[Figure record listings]
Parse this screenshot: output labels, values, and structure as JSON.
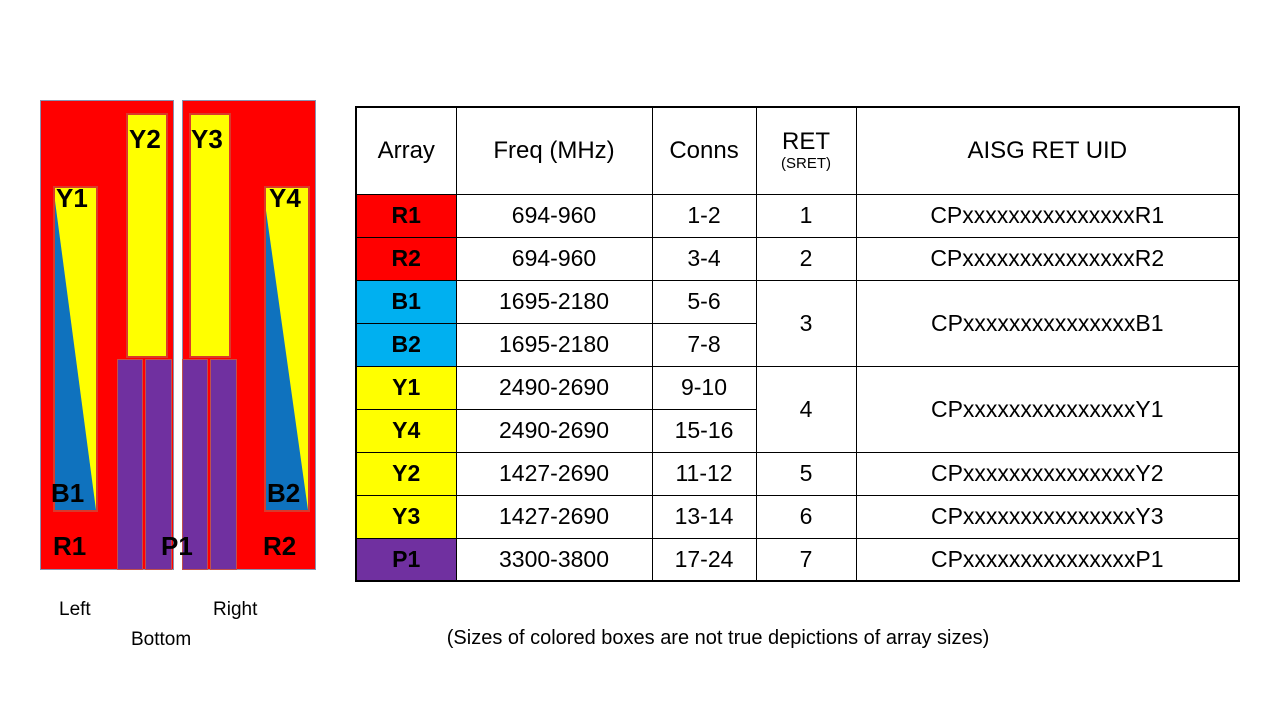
{
  "colors": {
    "red": "#ff0000",
    "yellow": "#ffff00",
    "triangle_blue": "#0f72be",
    "table_blue": "#00b0f0",
    "purple": "#7030a0",
    "white": "#ffffff"
  },
  "diagram": {
    "labels": {
      "y1": "Y1",
      "y2": "Y2",
      "y3": "Y3",
      "y4": "Y4",
      "b1": "B1",
      "b2": "B2",
      "r1": "R1",
      "r2": "R2",
      "p1": "P1"
    },
    "orientation": {
      "left": "Left",
      "right": "Right",
      "bottom": "Bottom"
    }
  },
  "table": {
    "headers": {
      "array": "Array",
      "freq": "Freq (MHz)",
      "conns": "Conns",
      "ret": "RET",
      "ret_sub": "(SRET)",
      "uid": "AISG RET UID"
    },
    "rows": [
      {
        "array": "R1",
        "freq": "694-960",
        "conns": "1-2",
        "ret": "1",
        "uid": "CPxxxxxxxxxxxxxxxR1"
      },
      {
        "array": "R2",
        "freq": "694-960",
        "conns": "3-4",
        "ret": "2",
        "uid": "CPxxxxxxxxxxxxxxxR2"
      },
      {
        "array": "B1",
        "freq": "1695-2180",
        "conns": "5-6",
        "ret": "3",
        "uid": "CPxxxxxxxxxxxxxxxB1"
      },
      {
        "array": "B2",
        "freq": "1695-2180",
        "conns": "7-8"
      },
      {
        "array": "Y1",
        "freq": "2490-2690",
        "conns": "9-10",
        "ret": "4",
        "uid": "CPxxxxxxxxxxxxxxxY1"
      },
      {
        "array": "Y4",
        "freq": "2490-2690",
        "conns": "15-16"
      },
      {
        "array": "Y2",
        "freq": "1427-2690",
        "conns": "11-12",
        "ret": "5",
        "uid": "CPxxxxxxxxxxxxxxxY2"
      },
      {
        "array": "Y3",
        "freq": "1427-2690",
        "conns": "13-14",
        "ret": "6",
        "uid": "CPxxxxxxxxxxxxxxxY3"
      },
      {
        "array": "P1",
        "freq": "3300-3800",
        "conns": "17-24",
        "ret": "7",
        "uid": "CPxxxxxxxxxxxxxxxP1"
      }
    ]
  },
  "caption": {
    "text": "(Sizes of colored boxes are not true depictions of array sizes)"
  }
}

The problem —
Where a line in the material above holds "labels", copy that line.

Task output —
Parse this screenshot: output labels, values, and structure as JSON.
    "labels": {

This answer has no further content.